- **WHAT THE TASK ASKS**: The data below needs to be returned exactly, line for line.

- **SOURCE RECORDS**:
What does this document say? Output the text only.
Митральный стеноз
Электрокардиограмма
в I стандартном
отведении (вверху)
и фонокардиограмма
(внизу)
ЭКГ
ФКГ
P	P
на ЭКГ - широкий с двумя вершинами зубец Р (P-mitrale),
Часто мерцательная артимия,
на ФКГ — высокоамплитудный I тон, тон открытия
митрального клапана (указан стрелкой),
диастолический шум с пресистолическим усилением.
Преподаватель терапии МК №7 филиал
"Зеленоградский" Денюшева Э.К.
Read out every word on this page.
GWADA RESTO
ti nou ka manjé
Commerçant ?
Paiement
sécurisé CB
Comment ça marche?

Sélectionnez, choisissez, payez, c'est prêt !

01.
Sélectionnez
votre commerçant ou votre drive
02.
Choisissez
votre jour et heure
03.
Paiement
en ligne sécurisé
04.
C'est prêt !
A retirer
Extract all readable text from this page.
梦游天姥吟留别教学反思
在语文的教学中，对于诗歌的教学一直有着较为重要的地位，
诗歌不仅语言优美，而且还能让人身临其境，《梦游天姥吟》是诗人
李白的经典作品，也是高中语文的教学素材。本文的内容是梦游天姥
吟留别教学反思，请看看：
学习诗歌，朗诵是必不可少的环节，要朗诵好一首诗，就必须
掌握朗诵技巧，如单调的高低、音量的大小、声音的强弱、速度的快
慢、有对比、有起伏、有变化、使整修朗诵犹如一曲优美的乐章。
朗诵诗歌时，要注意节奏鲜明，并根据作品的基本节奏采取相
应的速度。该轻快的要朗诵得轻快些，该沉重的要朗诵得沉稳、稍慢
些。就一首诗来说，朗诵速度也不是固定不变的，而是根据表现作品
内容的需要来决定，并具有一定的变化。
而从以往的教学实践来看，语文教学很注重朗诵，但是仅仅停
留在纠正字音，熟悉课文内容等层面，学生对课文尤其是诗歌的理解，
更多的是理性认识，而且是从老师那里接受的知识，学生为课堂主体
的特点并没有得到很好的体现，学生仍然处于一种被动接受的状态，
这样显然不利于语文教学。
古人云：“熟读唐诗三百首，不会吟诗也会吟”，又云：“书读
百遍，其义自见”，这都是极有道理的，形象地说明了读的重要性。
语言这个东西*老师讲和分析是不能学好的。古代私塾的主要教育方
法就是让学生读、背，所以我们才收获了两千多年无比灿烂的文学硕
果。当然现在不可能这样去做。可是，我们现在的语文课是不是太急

- **ANSWER IN FULL**:
What does this document say? Output the text only.
Митральный стеноз
Электрокардиограмма
в I стандартном
отведении (вверху)
и фонокардиограмма
(внизу)
ЭКГ
ФКГ
P	P
на ЭКГ - широкий с двумя вершинами зубец Р (P-mitrale),
Часто мерцательная артимия,
на ФКГ — высокоамплитудный I тон, тон открытия
митрального клапана (указан стрелкой),
диастолический шум с пресистолическим усилением.
Преподаватель терапии МК №7 филиал
"Зеленоградский" Денюшева Э.К.
Read out every word on this page.
GWADA RESTO
ti nou ka manjé
Commerçant ?
Paiement
sécurisé CB
Comment ça marche?

Sélectionnez, choisissez, payez, c'est prêt !

01.
Sélectionnez
votre commerçant ou votre drive
02.
Choisissez
votre jour et heure
03.
Paiement
en ligne sécurisé
04.
C'est prêt !
A retirer
Extract all readable text from this page.
梦游天姥吟留别教学反思
在语文的教学中，对于诗歌的教学一直有着较为重要的地位，
诗歌不仅语言优美，而且还能让人身临其境，《梦游天姥吟》是诗人
李白的经典作品，也是高中语文的教学素材。本文的内容是梦游天姥
吟留别教学反思，请看看：
学习诗歌，朗诵是必不可少的环节，要朗诵好一首诗，就必须
掌握朗诵技巧，如单调的高低、音量的大小、声音的强弱、速度的快
慢、有对比、有起伏、有变化、使整修朗诵犹如一曲优美的乐章。
朗诵诗歌时，要注意节奏鲜明，并根据作品的基本节奏采取相
应的速度。该轻快的要朗诵得轻快些，该沉重的要朗诵得沉稳、稍慢
些。就一首诗来说，朗诵速度也不是固定不变的，而是根据表现作品
内容的需要来决定，并具有一定的变化。
而从以往的教学实践来看，语文教学很注重朗诵，但是仅仅停
留在纠正字音，熟悉课文内容等层面，学生对课文尤其是诗歌的理解，
更多的是理性认识，而且是从老师那里接受的知识，学生为课堂主体
的特点并没有得到很好的体现，学生仍然处于一种被动接受的状态，
这样显然不利于语文教学。
古人云：“熟读唐诗三百首，不会吟诗也会吟”，又云：“书读
百遍，其义自见”，这都是极有道理的，形象地说明了读的重要性。
语言这个东西*老师讲和分析是不能学好的。古代私塾的主要教育方
法就是让学生读、背，所以我们才收获了两千多年无比灿烂的文学硕
果。当然现在不可能这样去做。可是，我们现在的语文课是不是太急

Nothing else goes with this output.